## [Directive]
With the images removed, repeat the data below exactly.

Dataset items
— Start —

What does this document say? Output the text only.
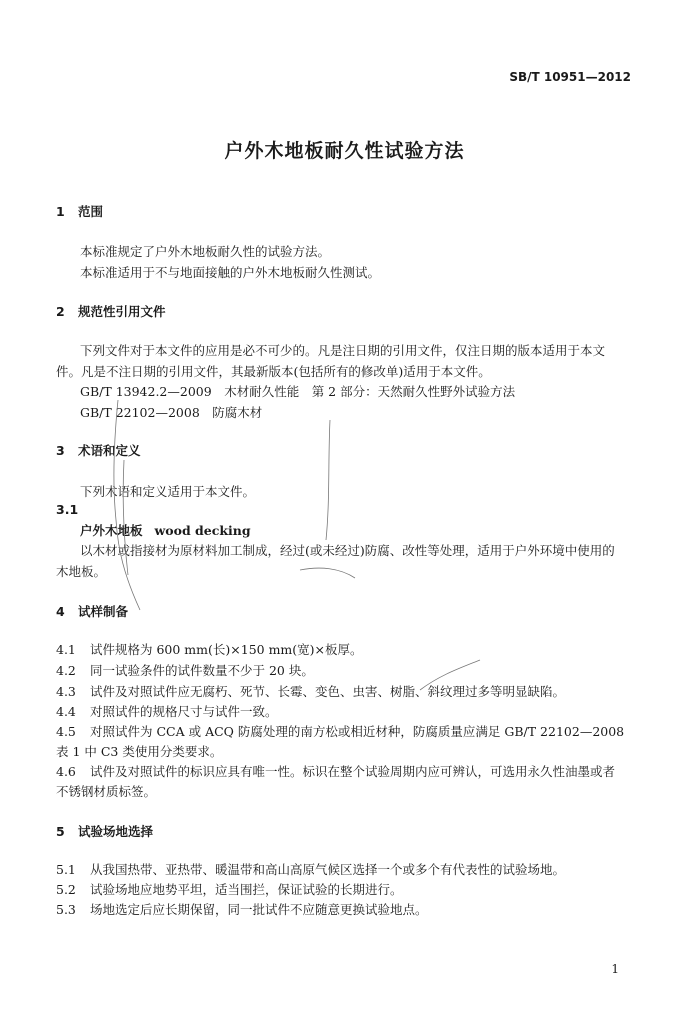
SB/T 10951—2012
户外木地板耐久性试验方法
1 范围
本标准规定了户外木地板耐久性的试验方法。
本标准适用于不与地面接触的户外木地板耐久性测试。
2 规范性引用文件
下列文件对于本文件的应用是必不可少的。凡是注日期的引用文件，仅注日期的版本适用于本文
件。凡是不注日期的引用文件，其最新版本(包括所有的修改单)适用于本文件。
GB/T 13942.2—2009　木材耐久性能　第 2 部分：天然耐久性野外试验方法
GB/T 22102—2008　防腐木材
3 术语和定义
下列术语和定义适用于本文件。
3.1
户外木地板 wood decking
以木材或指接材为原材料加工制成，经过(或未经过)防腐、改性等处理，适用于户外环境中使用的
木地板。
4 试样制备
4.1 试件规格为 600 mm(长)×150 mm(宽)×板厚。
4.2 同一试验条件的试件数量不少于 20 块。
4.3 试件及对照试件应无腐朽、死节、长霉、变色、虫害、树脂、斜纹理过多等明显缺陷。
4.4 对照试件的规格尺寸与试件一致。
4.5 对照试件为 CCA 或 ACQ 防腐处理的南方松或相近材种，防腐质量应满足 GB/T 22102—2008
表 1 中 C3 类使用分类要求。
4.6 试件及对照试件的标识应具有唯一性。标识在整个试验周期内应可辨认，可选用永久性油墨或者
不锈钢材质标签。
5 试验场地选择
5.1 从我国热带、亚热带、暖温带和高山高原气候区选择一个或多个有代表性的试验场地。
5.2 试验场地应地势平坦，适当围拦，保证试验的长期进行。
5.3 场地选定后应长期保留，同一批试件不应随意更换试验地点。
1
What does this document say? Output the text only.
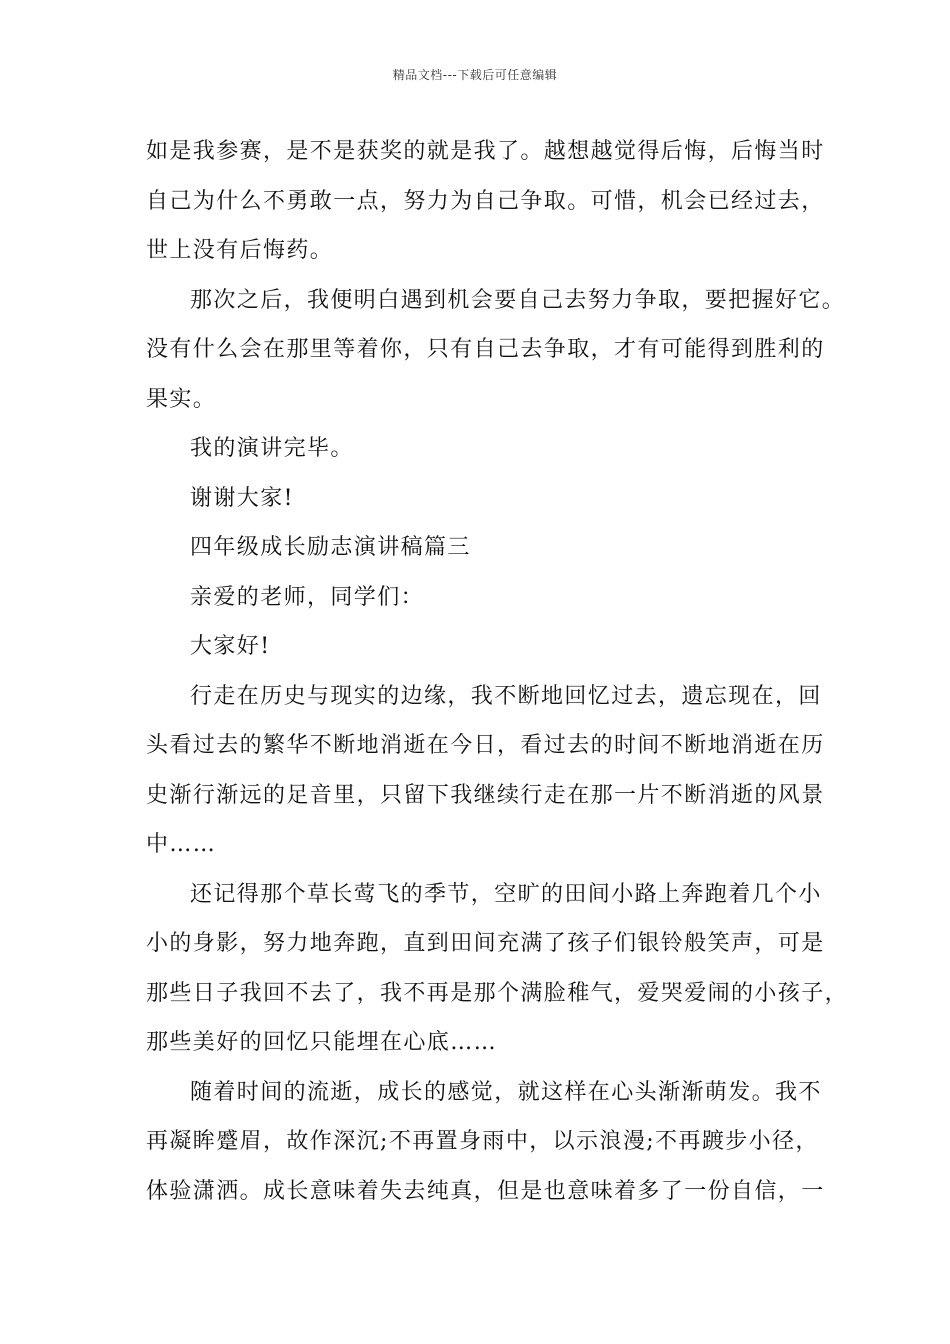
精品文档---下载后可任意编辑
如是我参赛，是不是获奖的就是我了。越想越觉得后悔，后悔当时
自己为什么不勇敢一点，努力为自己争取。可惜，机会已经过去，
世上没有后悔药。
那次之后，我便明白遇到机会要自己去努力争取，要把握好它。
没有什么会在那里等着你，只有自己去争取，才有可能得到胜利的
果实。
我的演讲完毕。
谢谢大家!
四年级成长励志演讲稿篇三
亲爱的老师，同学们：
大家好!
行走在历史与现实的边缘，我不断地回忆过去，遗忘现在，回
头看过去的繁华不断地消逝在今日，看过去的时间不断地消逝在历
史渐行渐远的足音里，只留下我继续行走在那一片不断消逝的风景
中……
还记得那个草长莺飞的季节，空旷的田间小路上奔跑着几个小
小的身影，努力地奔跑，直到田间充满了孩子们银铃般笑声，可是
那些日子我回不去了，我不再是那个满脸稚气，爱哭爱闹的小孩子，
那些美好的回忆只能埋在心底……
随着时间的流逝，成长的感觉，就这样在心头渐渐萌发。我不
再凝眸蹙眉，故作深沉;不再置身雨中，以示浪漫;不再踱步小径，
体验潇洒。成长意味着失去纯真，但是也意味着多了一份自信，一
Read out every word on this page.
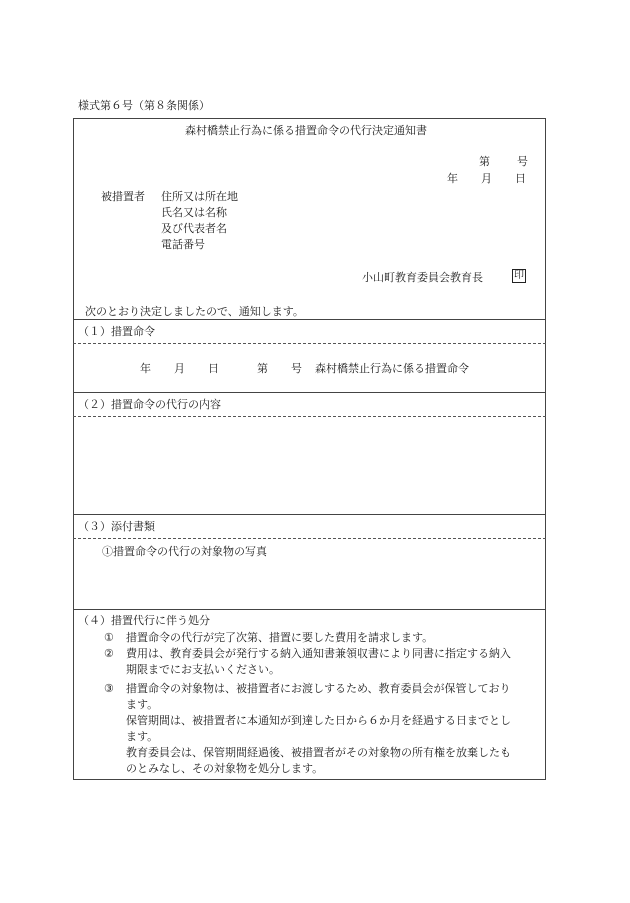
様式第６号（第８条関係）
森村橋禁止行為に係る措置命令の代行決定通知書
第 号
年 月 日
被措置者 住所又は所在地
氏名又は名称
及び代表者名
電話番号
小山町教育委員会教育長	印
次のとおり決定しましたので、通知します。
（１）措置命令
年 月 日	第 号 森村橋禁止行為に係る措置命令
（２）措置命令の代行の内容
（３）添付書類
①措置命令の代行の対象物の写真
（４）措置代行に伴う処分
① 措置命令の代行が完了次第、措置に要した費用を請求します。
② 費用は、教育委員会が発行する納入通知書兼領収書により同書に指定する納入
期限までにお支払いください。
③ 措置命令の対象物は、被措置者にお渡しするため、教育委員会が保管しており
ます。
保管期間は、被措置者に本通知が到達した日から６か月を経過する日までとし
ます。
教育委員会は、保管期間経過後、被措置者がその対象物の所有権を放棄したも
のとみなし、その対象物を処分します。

— End —

## [Answer to this task]
What does this document say? Output the text only.
SB/T 10951—2012
户外木地板耐久性试验方法
1 范围
本标准规定了户外木地板耐久性的试验方法。
本标准适用于不与地面接触的户外木地板耐久性测试。
2 规范性引用文件
下列文件对于本文件的应用是必不可少的。凡是注日期的引用文件，仅注日期的版本适用于本文
件。凡是不注日期的引用文件，其最新版本(包括所有的修改单)适用于本文件。
GB/T 13942.2—2009　木材耐久性能　第 2 部分：天然耐久性野外试验方法
GB/T 22102—2008　防腐木材
3 术语和定义
下列术语和定义适用于本文件。
3.1
户外木地板 wood decking
以木材或指接材为原材料加工制成，经过(或未经过)防腐、改性等处理，适用于户外环境中使用的
木地板。
4 试样制备
4.1 试件规格为 600 mm(长)×150 mm(宽)×板厚。
4.2 同一试验条件的试件数量不少于 20 块。
4.3 试件及对照试件应无腐朽、死节、长霉、变色、虫害、树脂、斜纹理过多等明显缺陷。
4.4 对照试件的规格尺寸与试件一致。
4.5 对照试件为 CCA 或 ACQ 防腐处理的南方松或相近材种，防腐质量应满足 GB/T 22102—2008
表 1 中 C3 类使用分类要求。
4.6 试件及对照试件的标识应具有唯一性。标识在整个试验周期内应可辨认，可选用永久性油墨或者
不锈钢材质标签。
5 试验场地选择
5.1 从我国热带、亚热带、暖温带和高山高原气候区选择一个或多个有代表性的试验场地。
5.2 试验场地应地势平坦，适当围拦，保证试验的长期进行。
5.3 场地选定后应长期保留，同一批试件不应随意更换试验地点。
1
What does this document say? Output the text only.
精品文档---下载后可任意编辑
如是我参赛，是不是获奖的就是我了。越想越觉得后悔，后悔当时
自己为什么不勇敢一点，努力为自己争取。可惜，机会已经过去，
世上没有后悔药。
那次之后，我便明白遇到机会要自己去努力争取，要把握好它。
没有什么会在那里等着你，只有自己去争取，才有可能得到胜利的
果实。
我的演讲完毕。
谢谢大家!
四年级成长励志演讲稿篇三
亲爱的老师，同学们：
大家好!
行走在历史与现实的边缘，我不断地回忆过去，遗忘现在，回
头看过去的繁华不断地消逝在今日，看过去的时间不断地消逝在历
史渐行渐远的足音里，只留下我继续行走在那一片不断消逝的风景
中……
还记得那个草长莺飞的季节，空旷的田间小路上奔跑着几个小
小的身影，努力地奔跑，直到田间充满了孩子们银铃般笑声，可是
那些日子我回不去了，我不再是那个满脸稚气，爱哭爱闹的小孩子，
那些美好的回忆只能埋在心底……
随着时间的流逝，成长的感觉，就这样在心头渐渐萌发。我不
再凝眸蹙眉，故作深沉;不再置身雨中，以示浪漫;不再踱步小径，
体验潇洒。成长意味着失去纯真，但是也意味着多了一份自信，一
Read out every word on this page.
様式第６号（第８条関係）
森村橋禁止行為に係る措置命令の代行決定通知書
第 号
年 月 日
被措置者 住所又は所在地
氏名又は名称
及び代表者名
電話番号
小山町教育委員会教育長	印
次のとおり決定しましたので、通知します。
（１）措置命令
年 月 日	第 号 森村橋禁止行為に係る措置命令
（２）措置命令の代行の内容
（３）添付書類
①措置命令の代行の対象物の写真
（４）措置代行に伴う処分
① 措置命令の代行が完了次第、措置に要した費用を請求します。
② 費用は、教育委員会が発行する納入通知書兼領収書により同書に指定する納入
期限までにお支払いください。
③ 措置命令の対象物は、被措置者にお渡しするため、教育委員会が保管しており
ます。
保管期間は、被措置者に本通知が到達した日から６か月を経過する日までとし
ます。
教育委員会は、保管期間経過後、被措置者がその対象物の所有権を放棄したも
のとみなし、その対象物を処分します。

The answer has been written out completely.